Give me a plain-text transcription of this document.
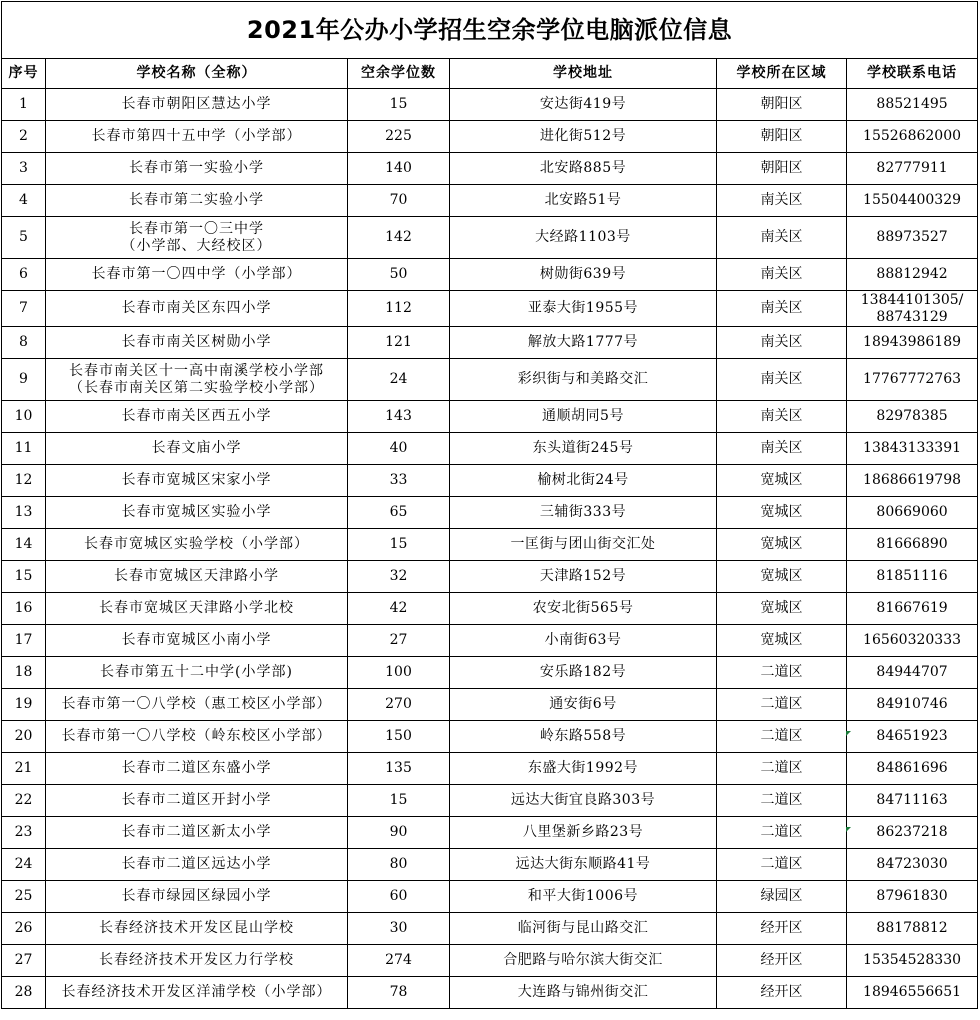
2021年公办小学招生空余学位电脑派位信息					
序号	学校名称（全称）	空余学位数	学校地址	学校所在区域	学校联系电话
1	长春市朝阳区慧达小学	15	安达街419号	朝阳区	88521495
2	长春市第四十五中学（小学部）	225	进化街512号	朝阳区	15526862000
3	长春市第一实验小学	140	北安路885号	朝阳区	82777911
4	长春市第二实验小学	70	北安路51号	南关区	15504400329
5	长春市第一〇三中学
（小学部、大经校区）	142	大经路1103号	南关区	88973527
6	长春市第一〇四中学（小学部）	50	树勋街639号	南关区	88812942
7	长春市南关区东四小学	112	亚泰大街1955号	南关区	13844101305/
88743129
8	长春市南关区树勋小学	121	解放大路1777号	南关区	18943986189
9	长春市南关区十一高中南溪学校小学部
（长春市南关区第二实验学校小学部）	24	彩织街与和美路交汇	南关区	17767772763
10	长春市南关区西五小学	143	通顺胡同5号	南关区	82978385
11	长春文庙小学	40	东头道街245号	南关区	13843133391
12	长春市宽城区宋家小学	33	榆树北街24号	宽城区	18686619798
13	长春市宽城区实验小学	65	三辅街333号	宽城区	80669060
14	长春市宽城区实验学校（小学部）	15	一匡街与团山街交汇处	宽城区	81666890
15	长春市宽城区天津路小学	32	天津路152号	宽城区	81851116
16	长春市宽城区天津路小学北校	42	农安北街565号	宽城区	81667619
17	长春市宽城区小南小学	27	小南街63号	宽城区	16560320333
18	长春市第五十二中学(小学部)	100	安乐路182号	二道区	84944707
19	长春市第一〇八学校（惠工校区小学部）	270	通安街6号	二道区	84910746
20	长春市第一〇八学校（岭东校区小学部）	150	岭东路558号	二道区	84651923
21	长春市二道区东盛小学	135	东盛大街1992号	二道区	84861696
22	长春市二道区开封小学	15	远达大街宜良路303号	二道区	84711163
23	长春市二道区新太小学	90	八里堡新乡路23号	二道区	86237218
24	长春市二道区远达小学	80	远达大街东顺路41号	二道区	84723030
25	长春市绿园区绿园小学	60	和平大街1006号	绿园区	87961830
26	长春经济技术开发区昆山学校	30	临河街与昆山路交汇	经开区	88178812
27	长春经济技术开发区力行学校	274	合肥路与哈尔滨大街交汇	经开区	15354528330
28	长春经济技术开发区洋浦学校（小学部）	78	大连路与锦州街交汇	经开区	18946556651
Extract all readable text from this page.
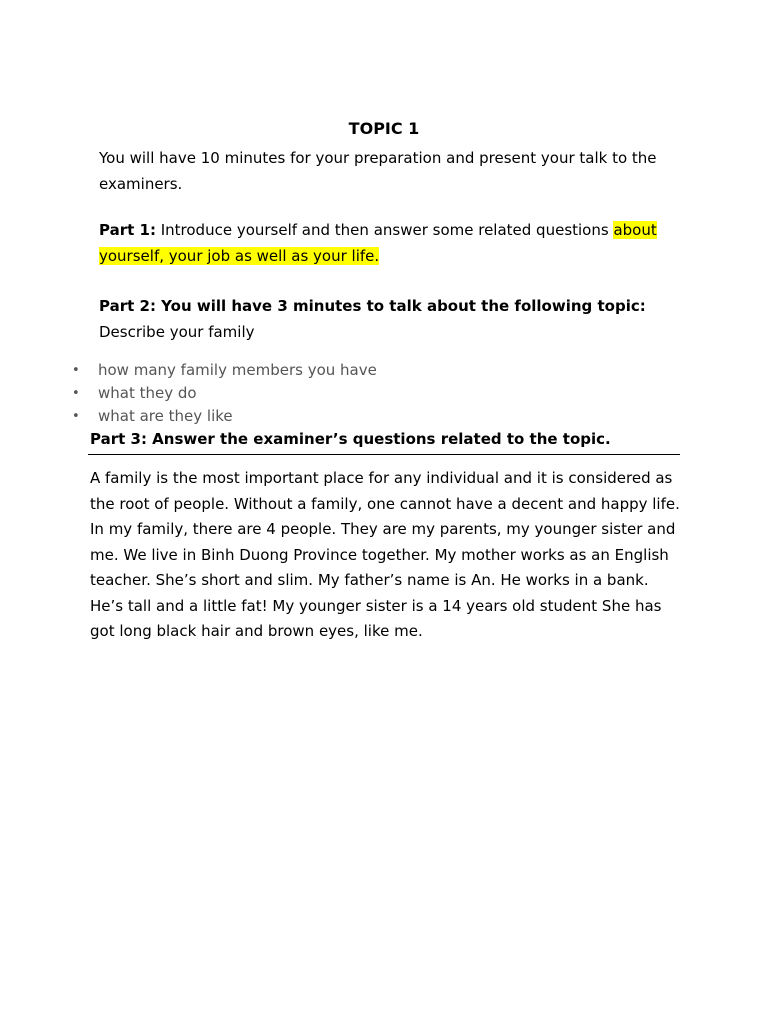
TOPIC 1
You will have 10 minutes for your preparation and present your talk to the examiners.
Part 1: Introduce yourself and then answer some related questions about yourself, your job as well as your life.
Part 2: You will have 3 minutes to talk about the following topic:
Describe your family
• how many family members you have
• what they do
• what are they like
Part 3: Answer the examiner’s questions related to the topic.
A family is the most important place for any individual and it is considered as the root of people. Without a family, one cannot have a decent and happy life. In my family, there are 4 people. They are my parents, my younger sister and me. We live in Binh Duong Province together. My mother works as an English teacher. She’s short and slim. My father’s name is An. He works in a bank. He’s tall and a little fat! My younger sister is a 14 years old student She has got long black hair and brown eyes, like me.
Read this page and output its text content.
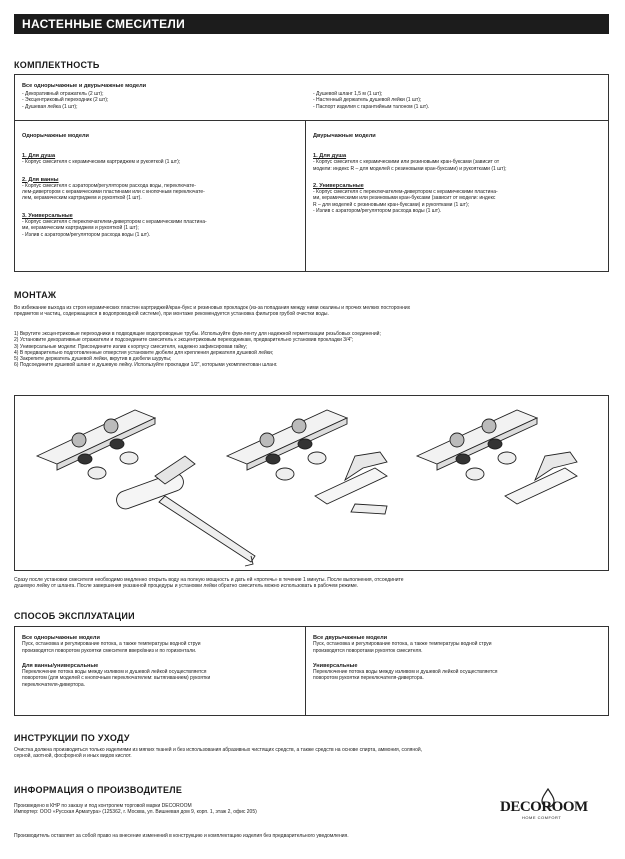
НАСТЕННЫЕ СМЕСИТЕЛИ
КОМПЛЕКТНОСТЬ
Все однорычажные и двурычажные модели
- Декоративный отражатель (2 шт);
- Эксцентриковый переходник (2 шт);
- Душевая лейка (1 шт);
- Душевой шланг 1,5 м (1 шт);
- Настенный держатель душевой лейки (1 шт);
- Паспорт изделия с гарантийным талоном (1 шт).
Однорычажные модели
1. Для душа
- Корпус смесителя с керамическим картриджем и рукояткой (1 шт);
2. Для ванны
- Корпус смесителя с аэратором/регулятором расхода воды, переключате-
лем-дивертором с керамическими пластинами или с кнопочным переключате-
лем, керамическим картриджем и рукояткой (1 шт).
3. Универсальные
- Корпус смесителя с переключателем-дивертором с керамическими пластина-
ми, керамическим картриджем и рукояткой (1 шт);
- Излив с аэратором/регулятором расхода воды (1 шт).
Двурычажные модели
1. Для душа
- Корпус смесителя с керамическими или резиновыми кран-буксами (зависит от
модели: индекс R – для моделей с резиновыми кран-буксами) и рукоятками (1 шт);
2. Универсальные
- Корпус смесителя с переключателем-дивертором с керамическими пластина-
ми, керамическими или резиновыми кран-буксами (зависит от модели: индекс
R – для моделей с резиновыми кран-буксами) и рукоятками (1 шт);
- Излив с аэратором/регулятором расхода воды (1 шт).
МОНТАЖ
Во избежание выхода из строя керамических пластин картриджей/кран-букс и резиновых прокладок (из-за попадания между ними окалины и прочих мелких посторонних
предметов и частиц, содержащихся в водопроводной системе), при монтаже рекомендуется установка фильтров грубой очистки воды.
1) Вкрутите эксцентриковые переходники в подводящие водопроводные трубы. Используйте фум-ленту для надежной герметизации резьбовых соединений;
2) Установите декоративные отражатели и подсоедините смеситель к эксцентриковым переходникам, предварительно установив прокладки 3/4";
3) Универсальные модели: Присоедините излив к корпусу смесителя, надежно зафиксировав гайку;
4) В предварительно подготовленные отверстия установите дюбели для крепления держателя душевой лейки;
5) Закрепите держатель душевой лейки, вкрутив в дюбели шурупы;
6) Подсоедините душевой шланг и душевую лейку. Используйте прокладки 1/2", которыми укомплектован шланг.
Сразу после установки смесителя необходимо медленно открыть воду на полную мощность и дать ей «протечь» в течение 1 минуты. После выполнения, отсоедините
душевую лейку от шланга. После завершения указанной процедуры и установки лейки обратно смеситель можно использовать в рабочем режиме.
СПОСОБ ЭКСПЛУАТАЦИИ
Все однорычажные модели
Пуск, остановка и регулирование потока, а также температуры водной струи
производятся поворотом рукоятки смесителя вверх/вниз и по горизонтали.
Для ванны/универсальные
Переключение потока воды между изливом и душевой лейкой осуществляется
поворотом (для моделей с кнопочным переключателем: вытягиванием) рукоятки
переключателя-дивертора.
Все двурычажные модели
Пуск, остановка и регулирование потока, а также температуры водной струи
производятся поворотами рукояток смесителя.
Универсальные
Переключение потока воды между изливом и душевой лейкой осуществляется
поворотом рукоятки переключателя-дивертора.
ИНСТРУКЦИИ ПО УХОДУ
Очистка должна производиться только изделиями из мягких тканей и без использования абразивных чистящих средств, а также средств на основе спирта, аммония, соляной,
серной, азотной, фосфорной и иных видов кислот.
ИНФОРМАЦИЯ О ПРОИЗВОДИТЕЛЕ
Произведено в КНР по заказу и под контролем торговой марки DECOROOM
Импортер: ООО «Русская Арматура» (125362, г. Москва, ул. Вишневая дом 9, корп. 1, этаж 2, офис 205)
Производитель оставляет за собой право на внесение изменений в конструкцию и комплектацию изделия без предварительного уведомления.
DECOROOM
HOME COMFORT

- - - - - - -

_WRITTEN EXERCISE:_
Only the number is wanted: how many lines of the material contain the word "about"?

_RESPONSE TO THIS EXERCISE:_
2